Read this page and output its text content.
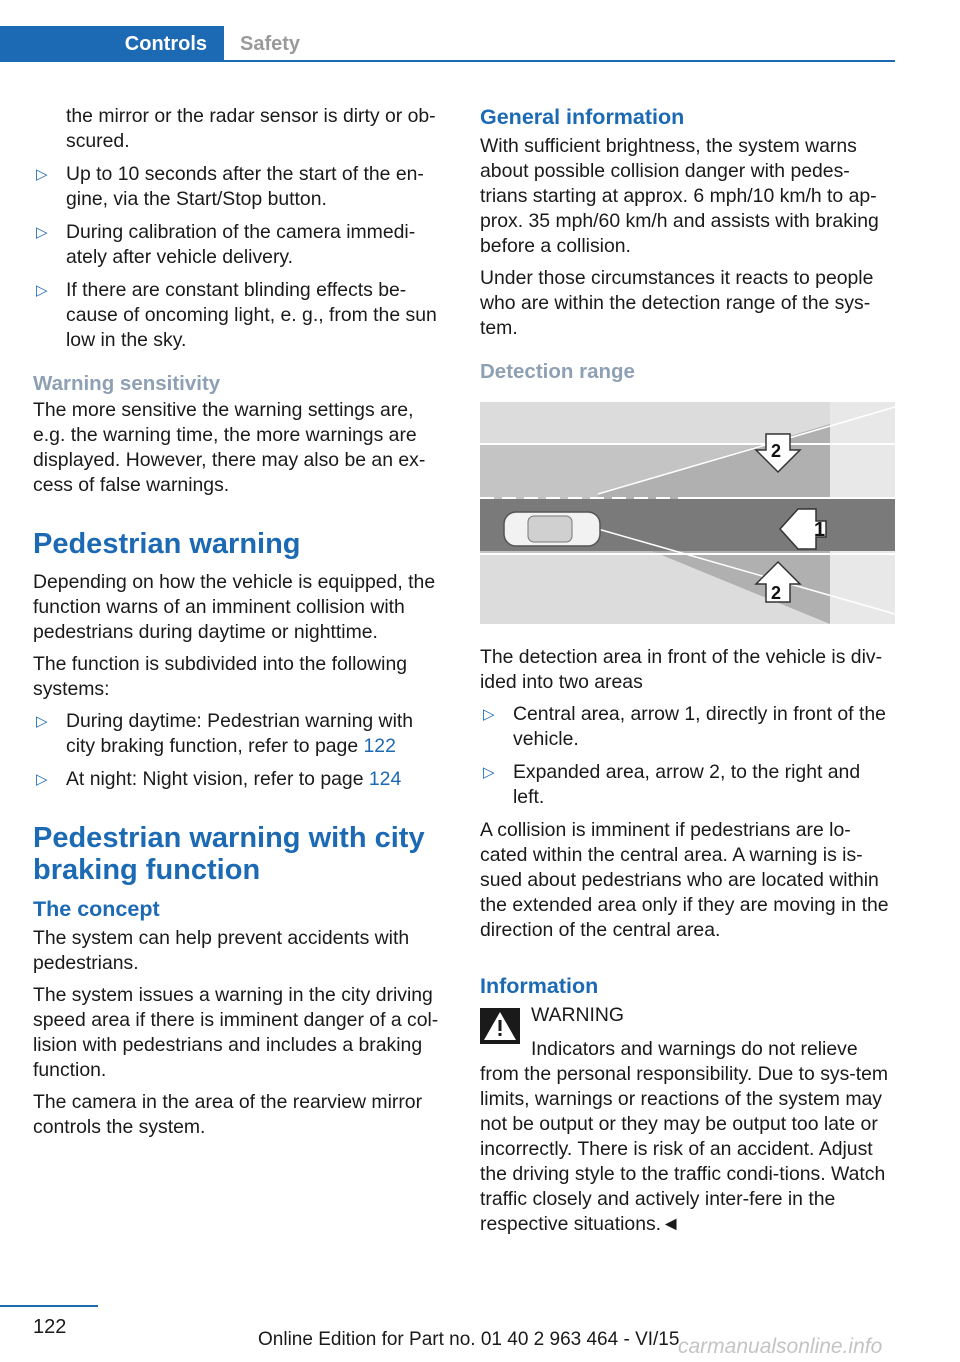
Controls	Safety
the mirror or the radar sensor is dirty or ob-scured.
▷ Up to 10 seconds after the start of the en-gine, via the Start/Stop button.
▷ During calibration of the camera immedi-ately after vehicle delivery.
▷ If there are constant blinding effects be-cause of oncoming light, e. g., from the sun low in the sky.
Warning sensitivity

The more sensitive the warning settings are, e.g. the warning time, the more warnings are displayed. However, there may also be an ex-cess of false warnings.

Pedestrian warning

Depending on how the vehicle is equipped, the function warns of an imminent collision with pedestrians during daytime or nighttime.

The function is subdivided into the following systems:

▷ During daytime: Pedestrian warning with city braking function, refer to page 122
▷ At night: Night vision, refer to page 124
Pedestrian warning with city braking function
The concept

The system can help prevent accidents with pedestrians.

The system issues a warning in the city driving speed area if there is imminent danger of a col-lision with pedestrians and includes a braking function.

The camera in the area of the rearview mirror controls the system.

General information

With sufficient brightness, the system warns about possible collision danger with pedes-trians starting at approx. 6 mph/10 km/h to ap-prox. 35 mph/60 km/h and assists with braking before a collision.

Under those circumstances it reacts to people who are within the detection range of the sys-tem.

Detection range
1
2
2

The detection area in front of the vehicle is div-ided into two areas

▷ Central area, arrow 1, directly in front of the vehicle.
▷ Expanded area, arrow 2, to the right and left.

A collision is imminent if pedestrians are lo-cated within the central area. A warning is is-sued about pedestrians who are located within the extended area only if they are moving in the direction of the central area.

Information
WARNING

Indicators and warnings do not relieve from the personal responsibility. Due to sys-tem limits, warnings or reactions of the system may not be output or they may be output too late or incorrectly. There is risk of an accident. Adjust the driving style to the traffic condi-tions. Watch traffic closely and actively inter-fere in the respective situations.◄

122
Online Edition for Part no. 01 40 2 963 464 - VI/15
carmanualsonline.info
——
#### WHAT IS BEING ASKED:
Your task is to repeat the data above exactly while excluding the pictures.

#### WRITTEN ANSWER:
Read this page and output its text content.
Controls	Safety
the mirror or the radar sensor is dirty or ob-scured.
▷ Up to 10 seconds after the start of the en-gine, via the Start/Stop button.
▷ During calibration of the camera immedi-ately after vehicle delivery.
▷ If there are constant blinding effects be-cause of oncoming light, e. g., from the sun low in the sky.
Warning sensitivity

The more sensitive the warning settings are, e.g. the warning time, the more warnings are displayed. However, there may also be an ex-cess of false warnings.

Pedestrian warning

Depending on how the vehicle is equipped, the function warns of an imminent collision with pedestrians during daytime or nighttime.

The function is subdivided into the following systems:

▷ During daytime: Pedestrian warning with city braking function, refer to page 122
▷ At night: Night vision, refer to page 124
Pedestrian warning with city braking function
The concept

The system can help prevent accidents with pedestrians.

The system issues a warning in the city driving speed area if there is imminent danger of a col-lision with pedestrians and includes a braking function.

The camera in the area of the rearview mirror controls the system.

General information

With sufficient brightness, the system warns about possible collision danger with pedes-trians starting at approx. 6 mph/10 km/h to ap-prox. 35 mph/60 km/h and assists with braking before a collision.

Under those circumstances it reacts to people who are within the detection range of the sys-tem.

Detection range
1
2
2

The detection area in front of the vehicle is div-ided into two areas

▷ Central area, arrow 1, directly in front of the vehicle.
▷ Expanded area, arrow 2, to the right and left.

A collision is imminent if pedestrians are lo-cated within the central area. A warning is is-sued about pedestrians who are located within the extended area only if they are moving in the direction of the central area.

Information
WARNING

Indicators and warnings do not relieve from the personal responsibility. Due to sys-tem limits, warnings or reactions of the system may not be output or they may be output too late or incorrectly. There is risk of an accident. Adjust the driving style to the traffic condi-tions. Watch traffic closely and actively inter-fere in the respective situations.◄

122
Online Edition for Part no. 01 40 2 963 464 - VI/15
carmanualsonline.info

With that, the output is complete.